The Issue
When you work on a data warehouse, it's enough of an issue that there are probably very many tables to be using in your analysis.
Lots of tables, means there are lots of columns, and most likely, a lot of those column will hold date data types. Anywhere there are dates there are potentials for having absurd values showing up in them.
Where I work, a longstanding policy is to not allow vital date columns to support NULL values. Nevertheless, NULL values are need, often for an end-date field as a way to indicate that the record is still current. As a consequence, there is a practice of using the maximum possible date of 31st December 9999 for the pseudo-NULL value. Inevitably though, it seems that not all processes get written using the correct exact value, and so numerous instances of 1st January 9999 will show up as well as other misunderstandings of what should be used.
While I have a fairly stock method for handling these things when I'm analysing end-date values - as per the NULLIF
expression:
SELECT
NULLIF( Cln_Dt, ( '31/12/9999' (DATE, FORMAT 'dd/mm/yyyy') ) ) AS EnNulled_Cln_Dt
and which can be easily extend to handle a few such values:
SELECT
NULLIF(
NULLIF(
NULLIF(
Cln_Dt,
( '31/12/9999' (DATE, FORMAT 'dd/mm/yyyy') )
),
( '01/01/9999' (DATE, FORMAT 'dd/mm/yyyy') )
),
( '31/12/9000' (DATE, FORMAT 'dd/mm/yyyy') )
)
AS EnNulled_Cln_Dt
but ultimately the problem becomes one of knowing quite which values to explicitly write the code to handle.
Besides the specific date values, there is also the issue of knowing how often this kind of thing is occurring.
The Absent Solution
Alas, the most likely thing you've thought as you're reading this is: surely any organisation with this kind of problem would acquire some kind of Data Quality tool and tackle it head on?
Yes, you are probably right to think that, and I'm certainly not going to argue against the idea. However I can honestly say that in over 20 years of doing data analysis work I've never known any actual progress to have been made on issues like this. Or maybe it has, but new processes for messing up data keep springing up.
- I could write a whole book on that topic, don't tempt me!
So what I present here is something that can be done by anyone with the ability to write SQL and sufficient access permissions to create and populate a holding table. I don't claim it is super-clever - it is just something I wrote in a half afternoon and confirmed that it works.

TASKS AND EXERCISES –
[a] Render this sentence from the article on placeholder end dates in Spanish: "Besides the specific date values, there is also the issue of knowing how often this kind of thing is occurring."
[b] Pick up the article on placeholder end dates right after its last sentence and carry it forward.
The listing after this point has nothing to do with the article on placeholder end dates.

RECORDED INFORMATION –
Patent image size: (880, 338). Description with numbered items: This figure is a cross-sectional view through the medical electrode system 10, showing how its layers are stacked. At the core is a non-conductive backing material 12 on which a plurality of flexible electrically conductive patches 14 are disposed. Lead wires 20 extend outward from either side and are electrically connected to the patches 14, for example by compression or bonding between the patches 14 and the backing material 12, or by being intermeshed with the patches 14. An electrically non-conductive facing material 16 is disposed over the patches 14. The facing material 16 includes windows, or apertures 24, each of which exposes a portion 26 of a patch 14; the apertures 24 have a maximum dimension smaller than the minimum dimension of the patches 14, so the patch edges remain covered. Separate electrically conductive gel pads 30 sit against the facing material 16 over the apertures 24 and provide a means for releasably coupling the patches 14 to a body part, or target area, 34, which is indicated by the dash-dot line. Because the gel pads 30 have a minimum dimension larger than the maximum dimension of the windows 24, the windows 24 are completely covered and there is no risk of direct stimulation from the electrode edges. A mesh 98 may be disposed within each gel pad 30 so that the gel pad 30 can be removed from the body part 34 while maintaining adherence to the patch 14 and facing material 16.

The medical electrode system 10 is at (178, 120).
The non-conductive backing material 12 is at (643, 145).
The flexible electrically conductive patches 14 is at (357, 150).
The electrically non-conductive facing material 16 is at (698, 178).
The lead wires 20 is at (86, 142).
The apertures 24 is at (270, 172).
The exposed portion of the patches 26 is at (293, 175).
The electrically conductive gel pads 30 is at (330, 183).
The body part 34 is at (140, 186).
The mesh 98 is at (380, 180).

SOLVED PROBLEMS –
[a] Además de los valores de fecha específicos, también está la cuestión de saber con qué frecuencia ocurre este tipo de cosas.

[b]
What you see is the SQL I wrote - slightly changed to not use names specific to my workplace - and then some annotations added to describe the code.
The Method
As I work on a Teradata, I'll be using its syntax and features, namely:
- making a couple of tables
- making a number of views
- making a number of macros
Also, I will be using the way that Teradata provides a "data dictionary" - i.e. a way to query the system itself to find out what databases, tables and columns are on the system. In Teradata, this is done by a pseudo database called DBC
and various views within that. For our purpose here we'll just use one of those, one that lists all the columns, which is unsurprisingly called DBC.ColumnsV
One other thing that I use for this, is that my SQL tool allows me to run an SQL statement - that has been written to itself generate yet more SQL as a set of return values - and then execute those return values. If you don't have that kind of feature in your tooling, that's ok - because you can usually manually clip the generated cover over from being a result to being submitted as more statements to execute.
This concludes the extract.